*Record extracts:*
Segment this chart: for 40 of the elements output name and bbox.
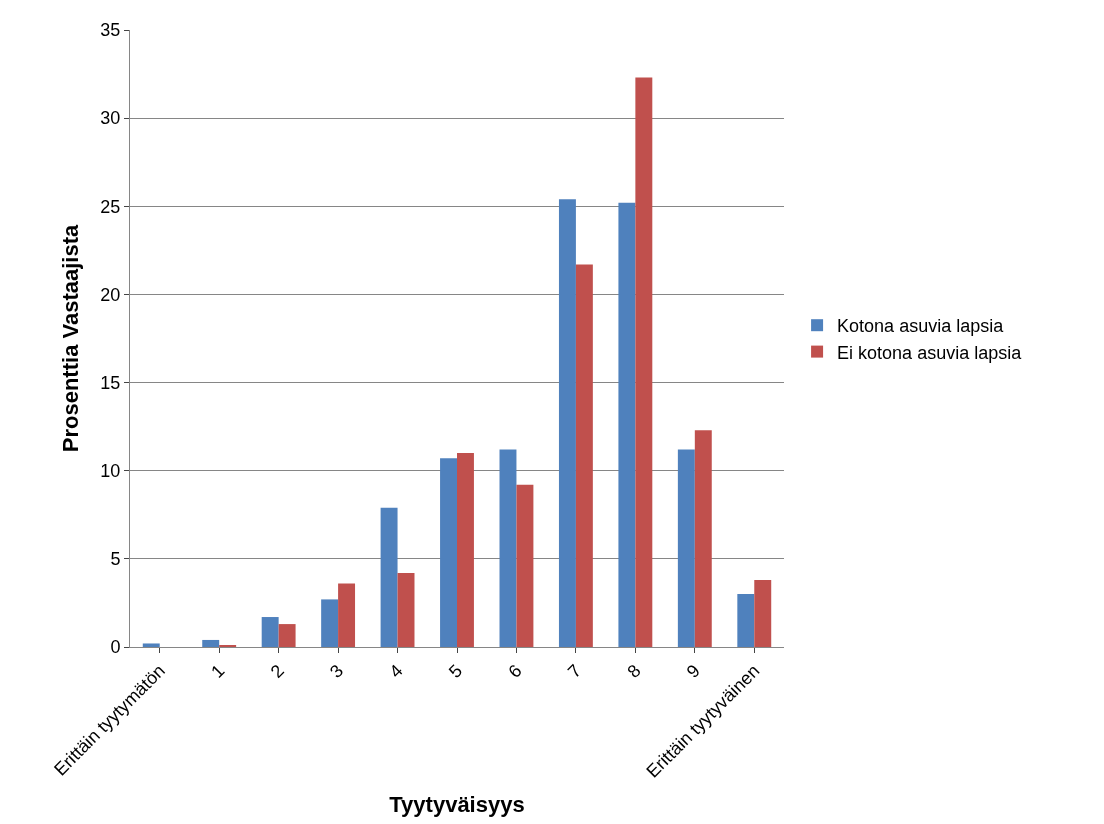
bar (575, 264, 593, 647)
x-tick-label: 1 (207, 660, 229, 682)
x-axis-title: Tyytyväisyys (389, 791, 525, 817)
bar (694, 430, 712, 647)
bar (440, 458, 457, 647)
x-tick-label: 8 (623, 660, 645, 682)
bar (202, 639, 220, 647)
bar (380, 507, 398, 647)
y-tick-label: 25 (100, 196, 121, 217)
x-tick-label: 3 (326, 660, 348, 682)
bar (516, 484, 534, 647)
y-tick-label: 30 (100, 108, 121, 129)
legend-label: Kotona asuvia lapsia (837, 316, 1005, 337)
y-tick-label: 35 (100, 20, 121, 41)
bar (261, 617, 279, 647)
bar (457, 453, 474, 647)
y-tick-label: 5 (110, 549, 121, 570)
x-tick-label: 7 (563, 660, 586, 682)
legend-label: Ei kotona asuvia lapsia (837, 342, 1023, 363)
bar (338, 583, 356, 647)
bar (321, 599, 339, 647)
y-tick-label: 0 (110, 637, 121, 658)
bar (677, 449, 695, 647)
bar (278, 624, 296, 647)
bar (397, 572, 415, 647)
bar (142, 643, 160, 647)
y-tick-label: 20 (100, 284, 121, 305)
x-tick-label: 5 (444, 660, 467, 682)
y-tick-label: 15 (100, 372, 121, 393)
x-tick-label: 6 (504, 660, 526, 682)
bar (737, 594, 755, 647)
bar (754, 580, 772, 647)
bar (618, 202, 636, 647)
bar (499, 449, 517, 647)
bar (635, 77, 653, 647)
x-tick-label: 2 (266, 660, 288, 682)
y-axis-title: Prosenttia Vastaajista (58, 224, 84, 453)
x-tick-label: 4 (385, 660, 407, 682)
bar (558, 199, 576, 647)
y-tick-label: 10 (100, 461, 121, 482)
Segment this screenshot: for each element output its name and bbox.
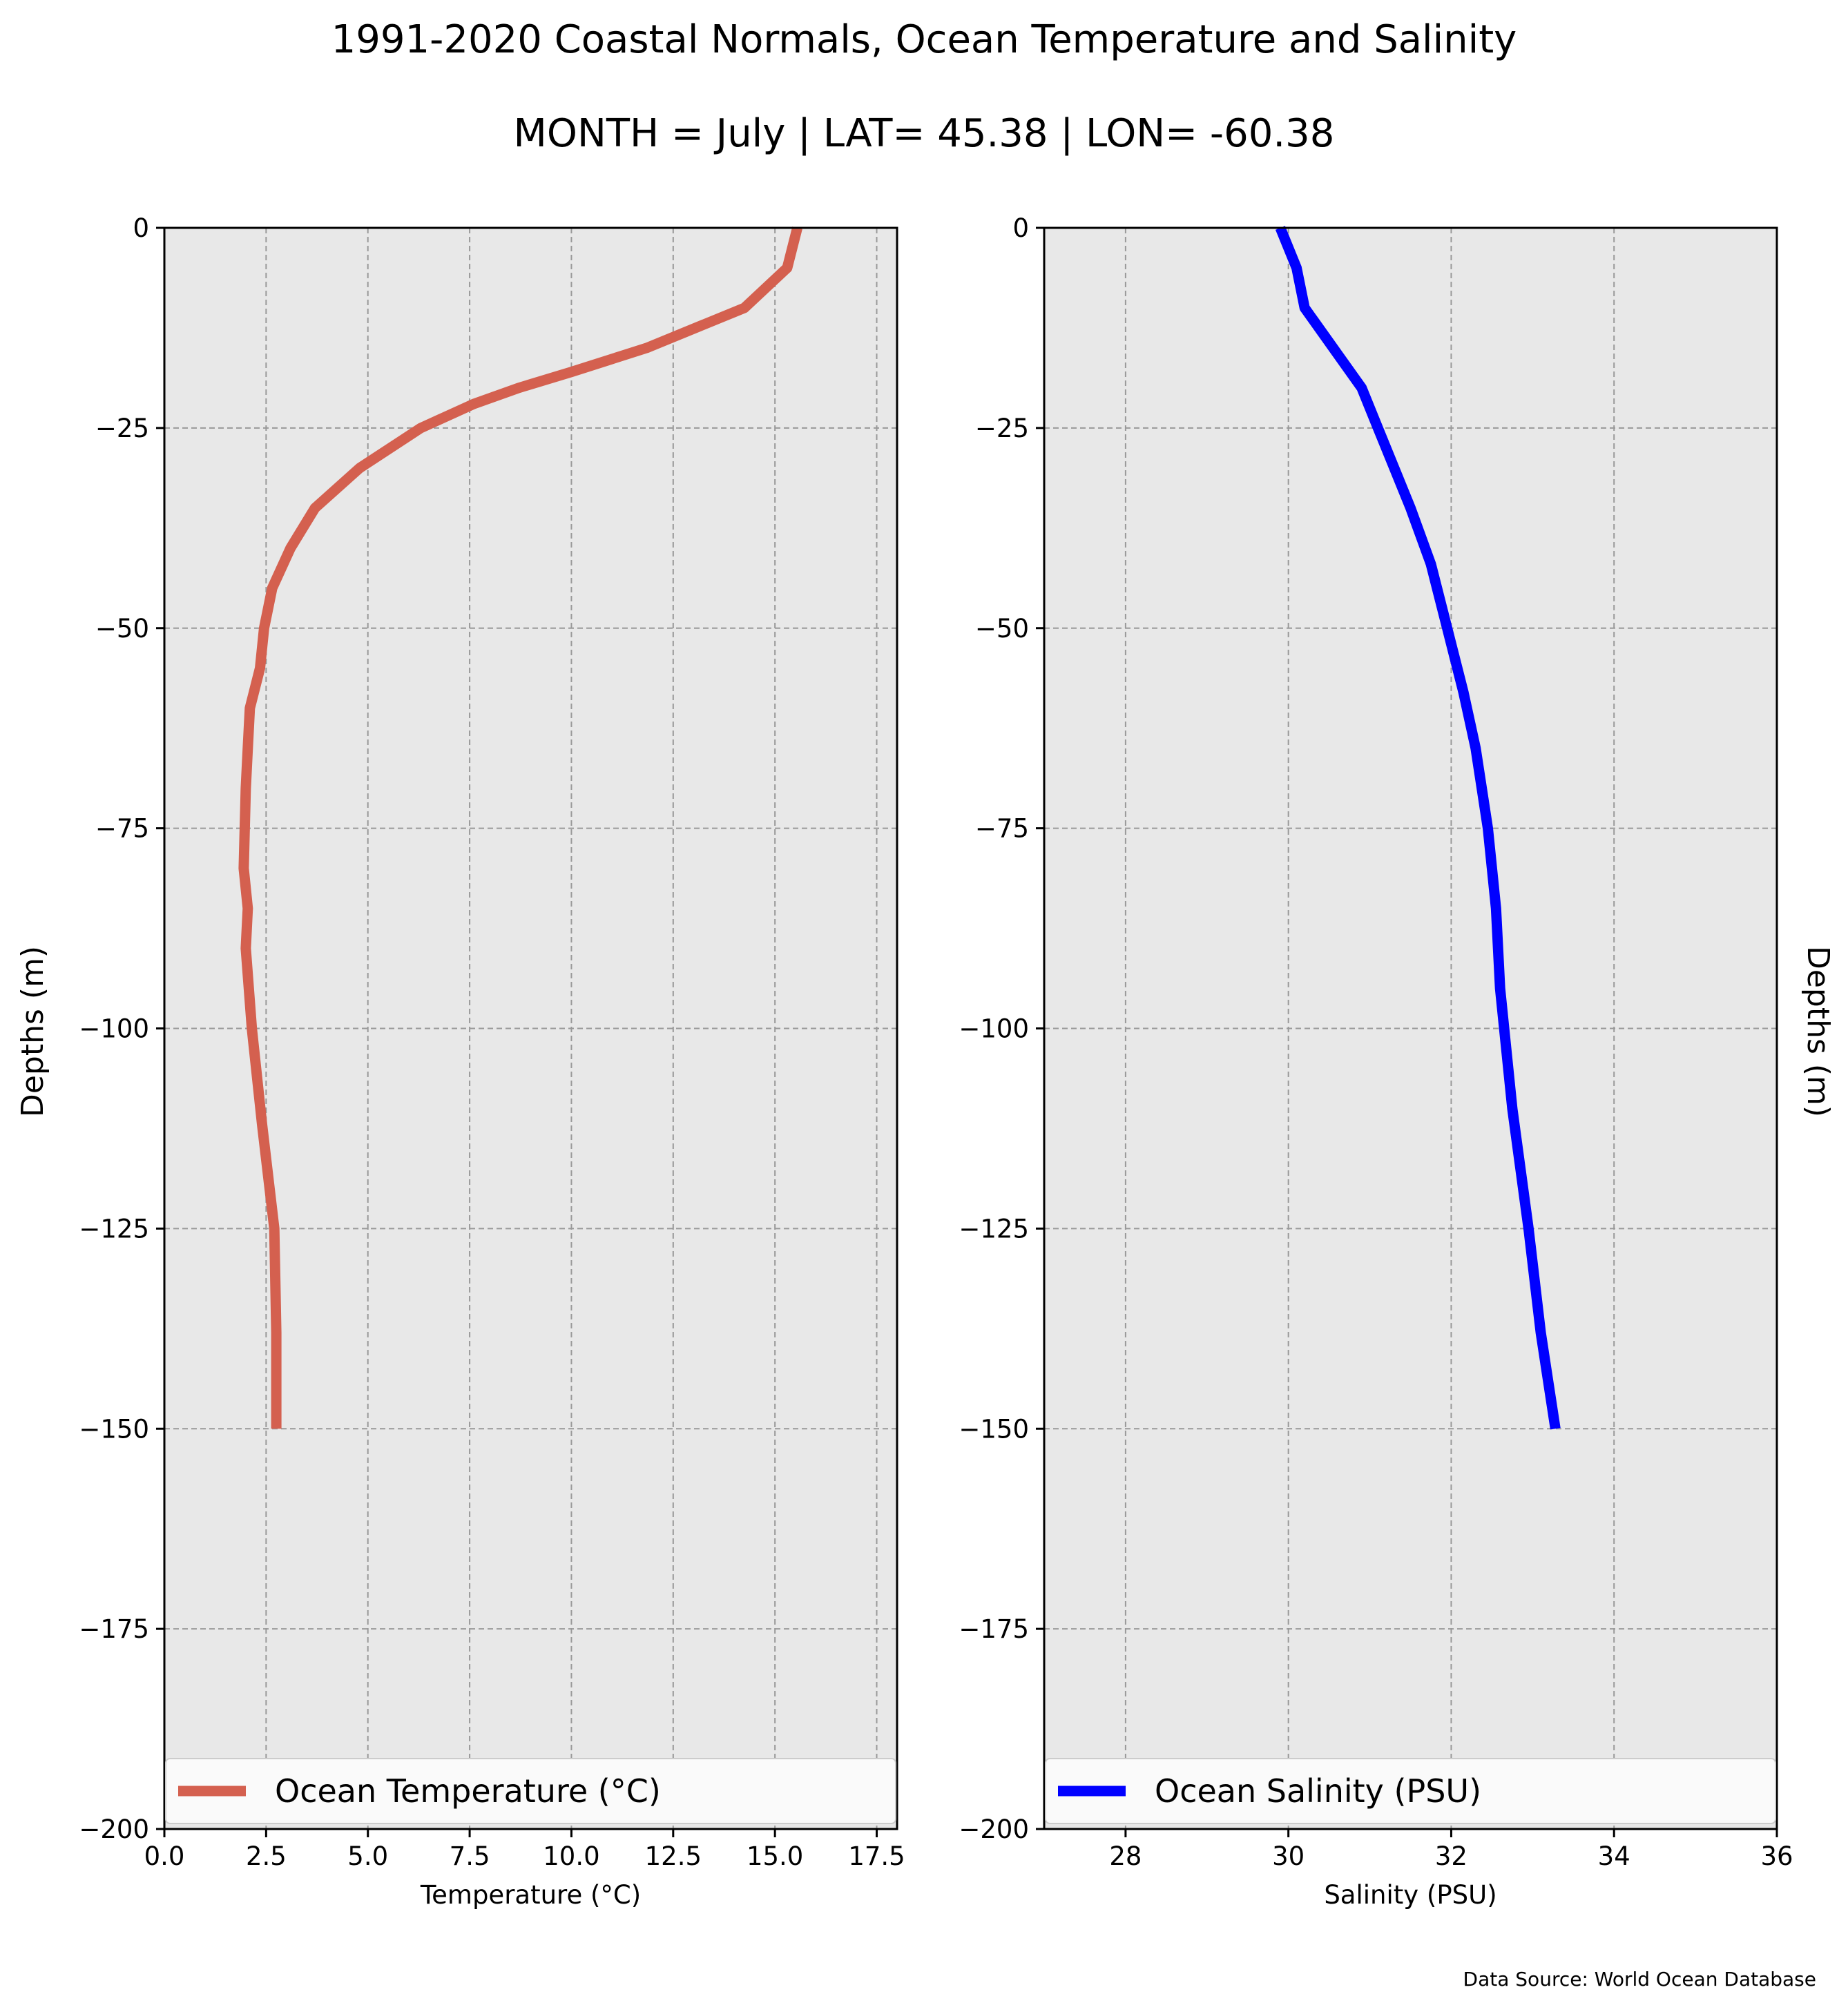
temperature-x-tick-label: 5.0 bbox=[347, 1841, 388, 1871]
temperature-x-tick-label: 15.0 bbox=[747, 1841, 803, 1871]
salinity-panel: 28 30 32 34 36 0 −25 −50 −75 −100 −125 −150 −175 −200… bbox=[959, 213, 1793, 1910]
temperature-y-tick-label: −125 bbox=[79, 1214, 149, 1244]
temperature-x-tick-label: 12.5 bbox=[645, 1841, 702, 1871]
data-source-note: Data Source: World Ocean Database bbox=[1463, 1968, 1816, 1991]
salinity-y-tick-label: −100 bbox=[959, 1014, 1029, 1044]
salinity-legend-box bbox=[1045, 1758, 1776, 1824]
temperature-y-tick-label: −150 bbox=[79, 1414, 149, 1444]
salinity-y-axis-label: Depths (m) bbox=[1800, 946, 1836, 1117]
salinity-x-tick-label: 36 bbox=[1760, 1841, 1793, 1871]
temperature-x-tick-label: 10.0 bbox=[543, 1841, 599, 1871]
temperature-y-tick-label: −200 bbox=[79, 1815, 149, 1844]
temperature-y-tick-label: 0 bbox=[133, 213, 149, 243]
figure-title: 1991-2020 Coastal Normals, Ocean Tempera… bbox=[331, 17, 1517, 62]
temperature-y-tick-label: −75 bbox=[95, 814, 149, 844]
salinity-x-tick-label: 34 bbox=[1598, 1841, 1630, 1871]
salinity-y-tick-label: −175 bbox=[959, 1614, 1029, 1644]
salinity-x-tick-label: 28 bbox=[1109, 1841, 1142, 1871]
temperature-x-axis-label: Temperature (°C) bbox=[420, 1880, 641, 1910]
salinity-x-tick-label: 30 bbox=[1272, 1841, 1305, 1871]
salinity-y-tick-label: 0 bbox=[1012, 213, 1029, 243]
temperature-x-tick-label: 7.5 bbox=[450, 1841, 490, 1871]
salinity-y-tick-label: −150 bbox=[959, 1414, 1029, 1444]
temperature-legend-box bbox=[165, 1758, 896, 1824]
salinity-y-tick-label: −125 bbox=[959, 1214, 1029, 1244]
salinity-y-tick-label: −75 bbox=[975, 814, 1029, 844]
salinity-x-axis-label: Salinity (PSU) bbox=[1324, 1880, 1496, 1910]
temperature-y-tick-label: −25 bbox=[95, 414, 149, 443]
temperature-x-tick-label: 2.5 bbox=[246, 1841, 287, 1871]
salinity-y-tick-label: −50 bbox=[975, 614, 1029, 644]
temperature-x-tick-label: 0.0 bbox=[144, 1841, 185, 1871]
temperature-y-tick-label: −175 bbox=[79, 1614, 149, 1644]
salinity-y-tick-label: −25 bbox=[975, 414, 1029, 443]
salinity-legend-label: Ocean Salinity (PSU) bbox=[1155, 1772, 1481, 1810]
temperature-y-tick-label: −100 bbox=[79, 1014, 149, 1044]
temperature-panel: 0.0 2.5 5.0 7.5 10.0 12.5 15.0 17.5 0 −25 −50 −75 −1… bbox=[79, 213, 905, 1910]
temperature-legend-label: Ocean Temperature (°C) bbox=[275, 1772, 661, 1810]
figure-subtitle: MONTH = July | LAT= 45.38 | LON= -60.38 bbox=[514, 111, 1335, 156]
salinity-profile-line bbox=[1275, 226, 1561, 1430]
salinity-y-tick-label: −200 bbox=[959, 1815, 1029, 1844]
temperature-profile-line bbox=[238, 226, 802, 1429]
temperature-y-tick-label: −50 bbox=[95, 614, 149, 644]
temperature-x-tick-label: 17.5 bbox=[848, 1841, 905, 1871]
salinity-grid bbox=[1044, 227, 1778, 1830]
temperature-y-axis-label: Depths (m) bbox=[15, 946, 50, 1117]
salinity-x-tick-label: 32 bbox=[1435, 1841, 1467, 1871]
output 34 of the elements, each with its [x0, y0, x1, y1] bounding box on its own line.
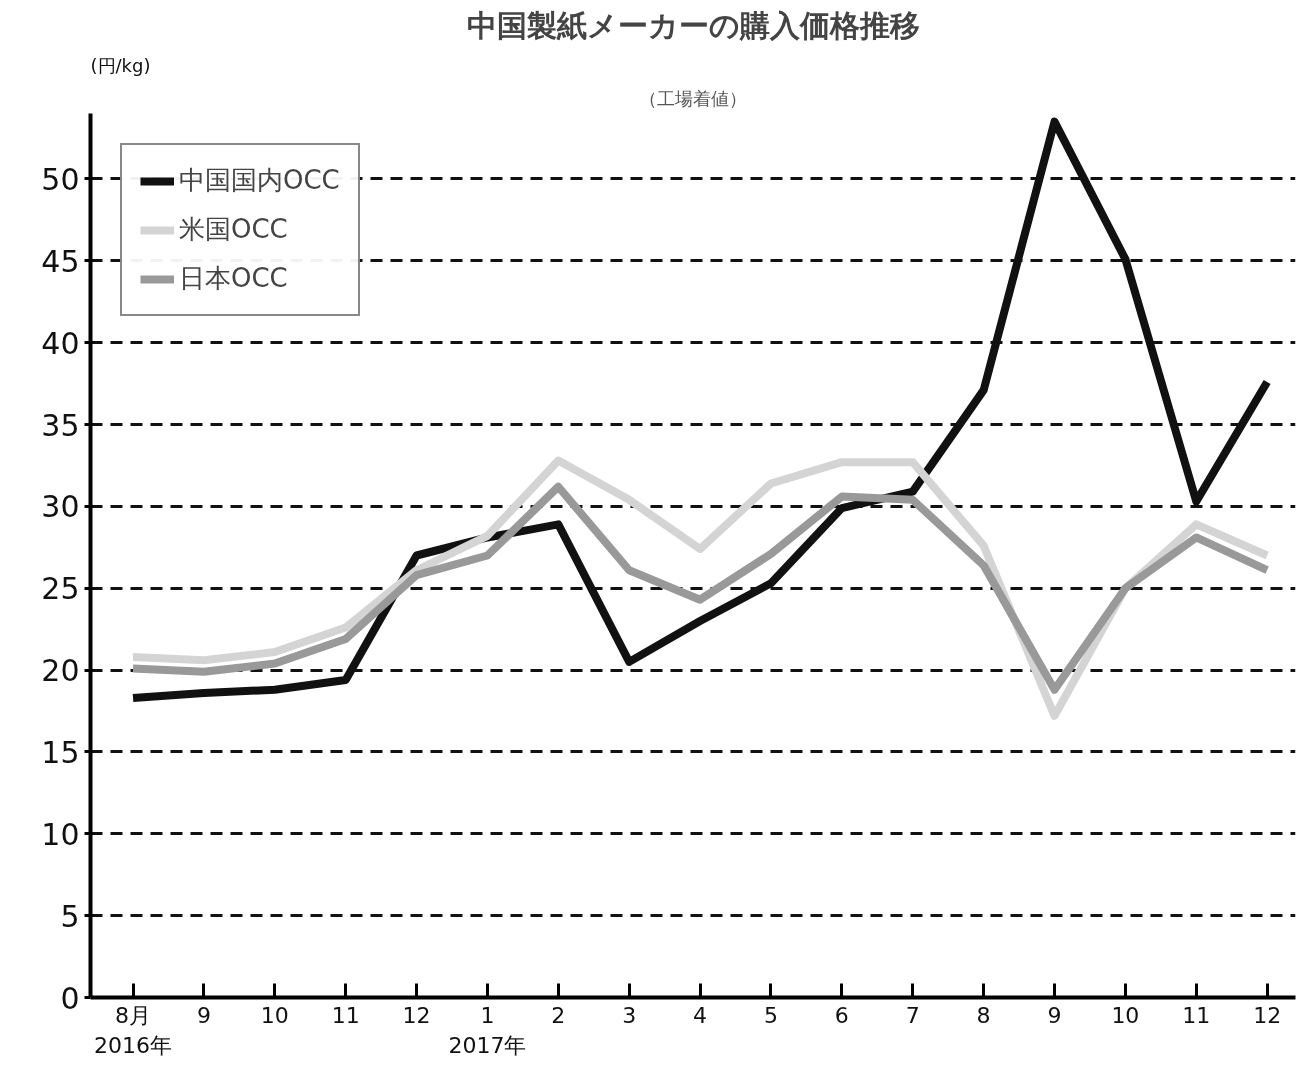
x-tick-label: 4 — [693, 1002, 708, 1028]
y-tick-label: 50 — [41, 161, 80, 197]
x-tick-label: 9 — [196, 1002, 211, 1028]
x-tick-label: 6 — [834, 1002, 849, 1028]
x-tick-label: 8月 2016年 — [94, 1002, 173, 1058]
y-tick-label: 20 — [41, 653, 80, 689]
y-tick-label: 15 — [41, 734, 80, 770]
legend-label: 日本OCC — [179, 262, 288, 295]
y-tick-label: 5 — [60, 898, 80, 934]
x-tick-label: 8 — [976, 1002, 991, 1028]
x-tick-label: 7 — [905, 1002, 920, 1028]
y-axis-title: (円/kg) — [90, 54, 151, 76]
y-tick-label: 45 — [41, 243, 80, 279]
y-tick-label: 25 — [41, 571, 80, 607]
x-tick-label: 1 2017年 — [448, 1002, 527, 1058]
x-tick-label: 5 — [763, 1002, 778, 1028]
x-tick-label: 12 — [1253, 1002, 1282, 1028]
x-tick-label: 11 — [1182, 1002, 1211, 1028]
chart-title: 中国製紙メーカーの購入価格推移 — [466, 7, 920, 43]
x-tick-label: 10 — [260, 1002, 289, 1028]
y-tick-label: 40 — [41, 325, 80, 361]
chart-subtitle: （工場着値） — [639, 87, 747, 109]
x-tick-label: 10 — [1111, 1002, 1140, 1028]
x-tick-label: 3 — [622, 1002, 637, 1028]
y-tick-label: 30 — [41, 489, 80, 525]
y-tick-label: 0 — [60, 980, 80, 1016]
x-tick-label: 11 — [331, 1002, 360, 1028]
y-tick-label: 35 — [41, 407, 80, 443]
y-tick-label: 10 — [41, 816, 80, 852]
x-tick-label: 9 — [1047, 1002, 1062, 1028]
legend-label: 米国OCC — [179, 213, 288, 246]
legend-label: 中国国内OCC — [179, 164, 340, 197]
x-tick-label: 12 — [402, 1002, 431, 1028]
x-tick-label: 2 — [551, 1002, 566, 1028]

*Brief:* Copy the lines starting at the one containing "x-tick-label: 4 — [693, 1002, 708, 1028]" and ending at the one containing "x-tick-label: 7 — [905, 1002, 920, 1028]", reproducing each exactly.

*Answer to this problem:*
x-tick-label: 4 — [693, 1002, 708, 1028]
y-tick-label: 50 — [41, 161, 80, 197]
x-tick-label: 9 — [196, 1002, 211, 1028]
x-tick-label: 6 — [834, 1002, 849, 1028]
x-tick-label: 8月 2016年 — [94, 1002, 173, 1058]
y-tick-label: 20 — [41, 653, 80, 689]
y-tick-label: 15 — [41, 734, 80, 770]
legend-label: 日本OCC — [179, 262, 288, 295]
y-tick-label: 5 — [60, 898, 80, 934]
x-tick-label: 8 — [976, 1002, 991, 1028]
x-tick-label: 7 — [905, 1002, 920, 1028]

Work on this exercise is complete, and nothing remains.